Request
In the entries below, count every line with the string "sesuai". State the count and nothing else.

* start Excerpted records *

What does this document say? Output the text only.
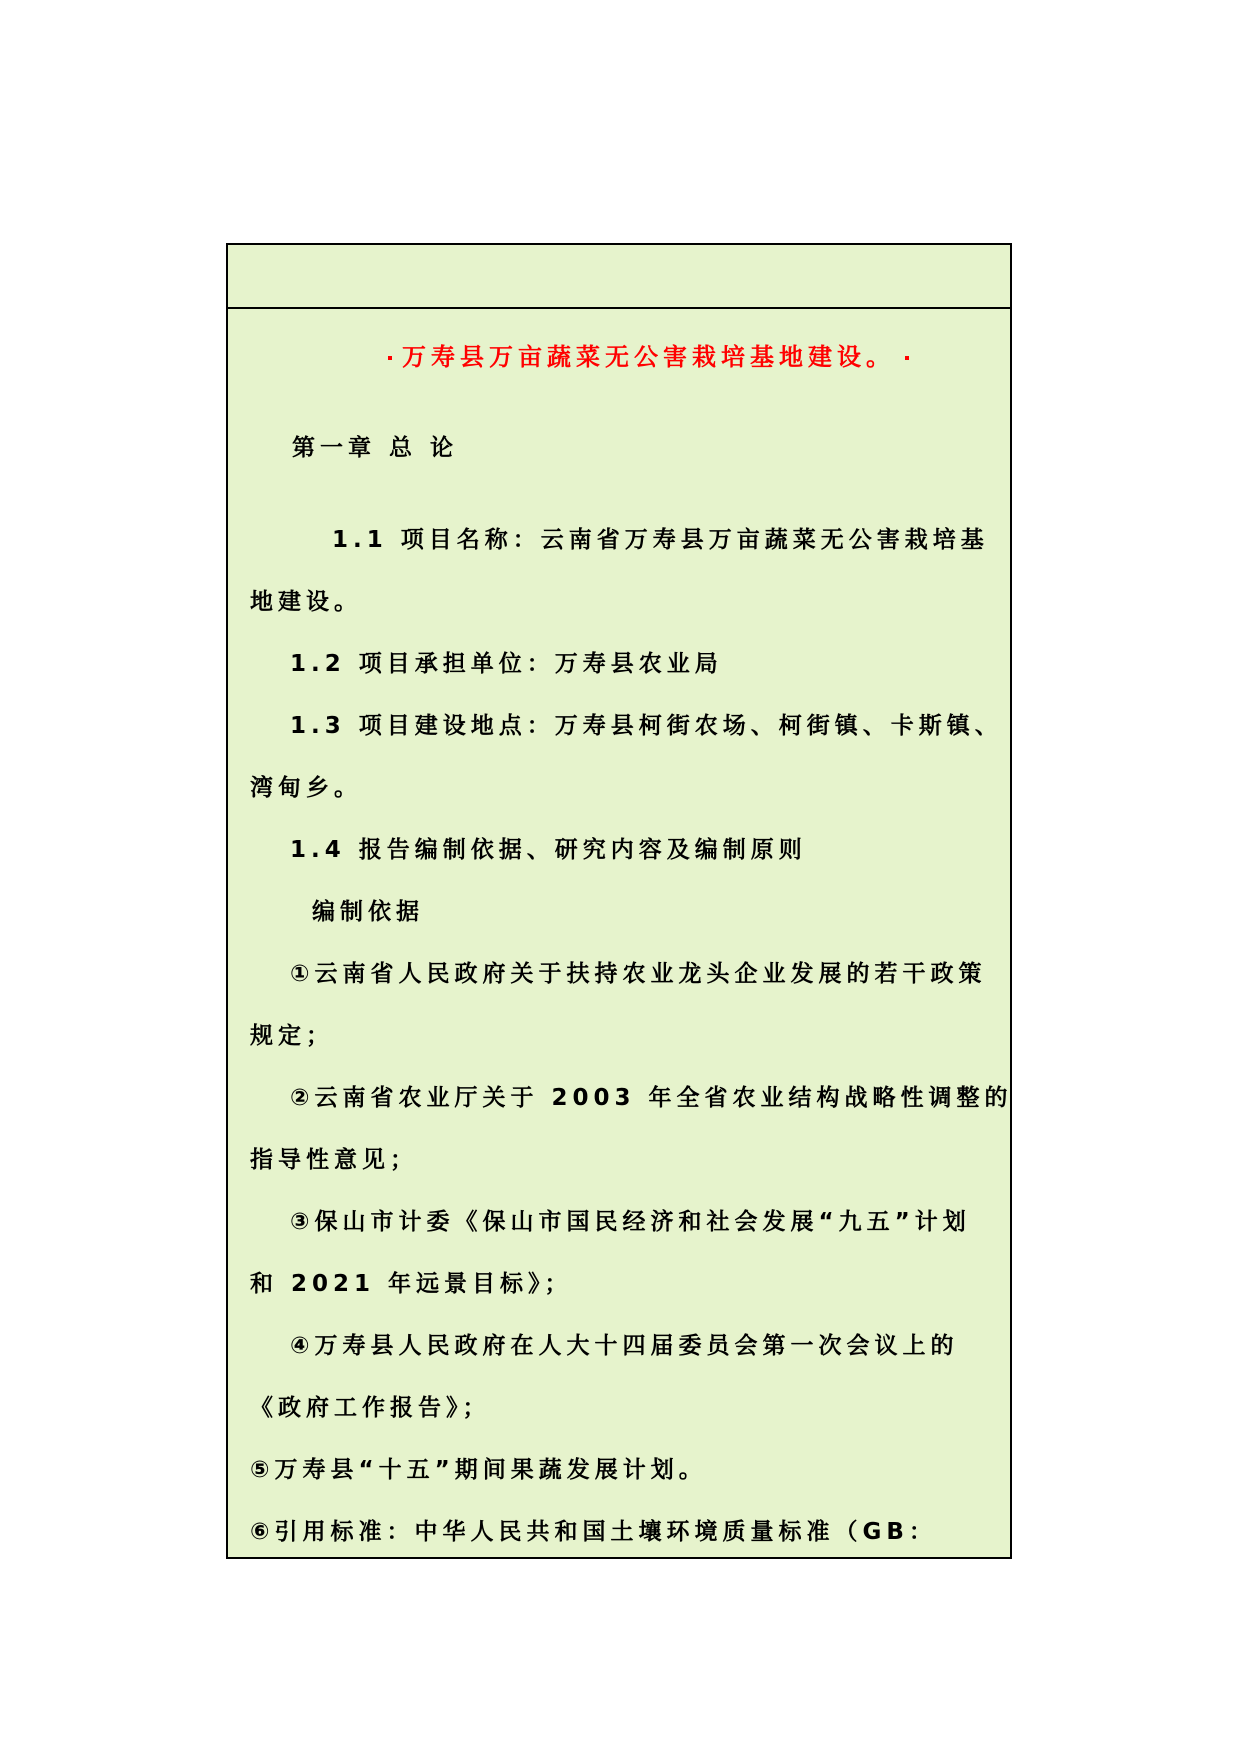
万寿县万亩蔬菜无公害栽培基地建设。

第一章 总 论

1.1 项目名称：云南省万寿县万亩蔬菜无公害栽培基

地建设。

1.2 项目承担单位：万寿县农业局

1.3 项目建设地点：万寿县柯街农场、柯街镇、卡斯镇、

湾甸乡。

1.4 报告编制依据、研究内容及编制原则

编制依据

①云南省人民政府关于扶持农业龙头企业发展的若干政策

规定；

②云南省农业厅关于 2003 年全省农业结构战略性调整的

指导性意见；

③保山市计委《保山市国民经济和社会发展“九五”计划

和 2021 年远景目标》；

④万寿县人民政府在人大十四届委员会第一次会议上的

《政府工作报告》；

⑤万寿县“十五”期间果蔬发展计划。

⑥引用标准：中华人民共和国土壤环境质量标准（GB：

* end Excerpted records *
* start Excerpted records *

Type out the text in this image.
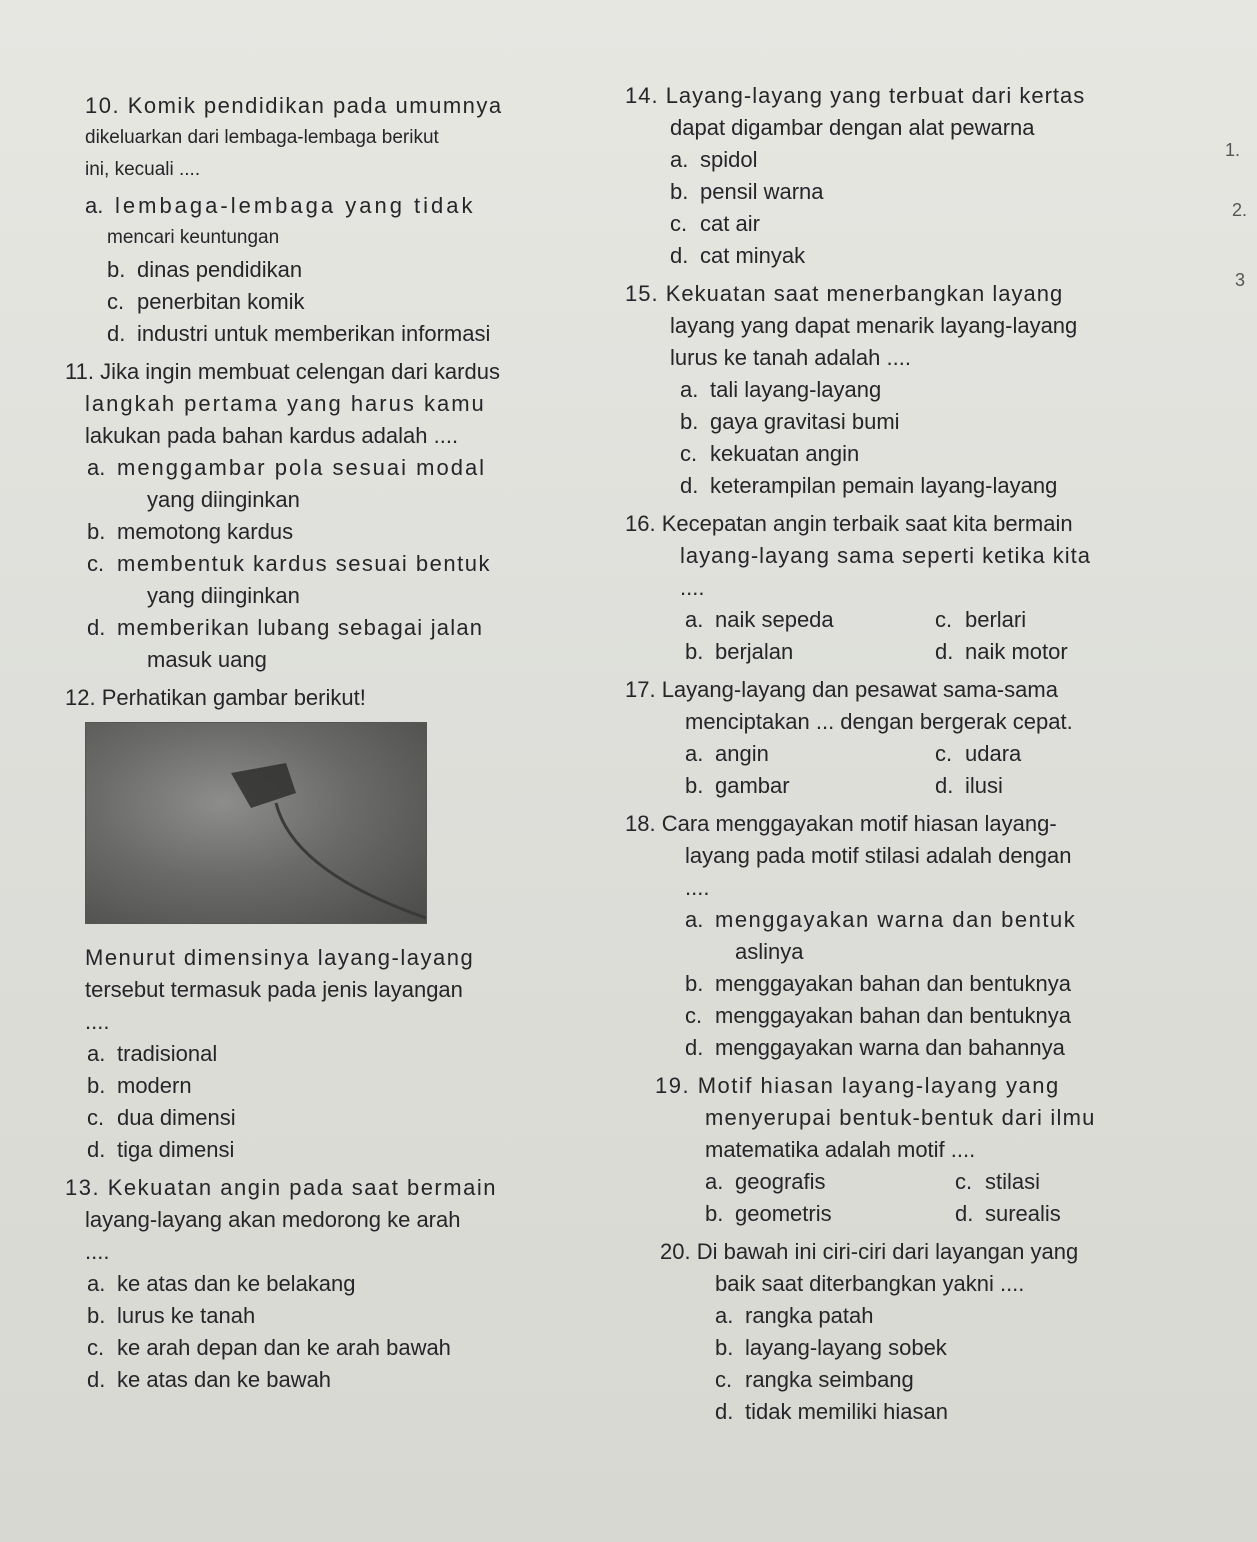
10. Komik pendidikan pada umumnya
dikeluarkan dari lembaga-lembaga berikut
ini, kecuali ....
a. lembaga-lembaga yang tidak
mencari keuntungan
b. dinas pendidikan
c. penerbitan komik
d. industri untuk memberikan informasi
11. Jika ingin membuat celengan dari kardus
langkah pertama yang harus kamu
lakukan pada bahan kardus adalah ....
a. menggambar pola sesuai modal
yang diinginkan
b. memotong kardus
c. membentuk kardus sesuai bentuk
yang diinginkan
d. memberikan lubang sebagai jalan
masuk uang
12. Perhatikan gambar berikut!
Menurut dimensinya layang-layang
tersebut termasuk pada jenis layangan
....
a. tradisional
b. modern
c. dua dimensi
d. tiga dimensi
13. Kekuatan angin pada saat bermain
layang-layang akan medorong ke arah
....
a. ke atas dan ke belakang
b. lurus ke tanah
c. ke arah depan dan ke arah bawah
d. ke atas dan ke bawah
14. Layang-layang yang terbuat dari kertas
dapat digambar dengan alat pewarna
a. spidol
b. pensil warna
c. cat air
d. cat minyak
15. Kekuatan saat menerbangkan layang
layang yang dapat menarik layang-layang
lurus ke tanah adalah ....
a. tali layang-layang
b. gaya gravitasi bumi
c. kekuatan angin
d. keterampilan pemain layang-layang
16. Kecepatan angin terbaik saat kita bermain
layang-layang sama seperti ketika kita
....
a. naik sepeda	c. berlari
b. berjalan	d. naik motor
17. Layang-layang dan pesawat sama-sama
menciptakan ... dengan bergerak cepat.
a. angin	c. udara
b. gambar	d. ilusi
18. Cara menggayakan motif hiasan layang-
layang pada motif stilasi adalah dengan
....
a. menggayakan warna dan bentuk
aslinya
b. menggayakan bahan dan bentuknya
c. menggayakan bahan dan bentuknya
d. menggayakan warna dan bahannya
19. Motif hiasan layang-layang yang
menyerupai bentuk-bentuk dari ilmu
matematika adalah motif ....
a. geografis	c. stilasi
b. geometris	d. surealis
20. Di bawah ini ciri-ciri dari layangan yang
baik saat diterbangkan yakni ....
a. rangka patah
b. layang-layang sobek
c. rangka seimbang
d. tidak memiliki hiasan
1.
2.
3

* end Excerpted records *

The completed task
2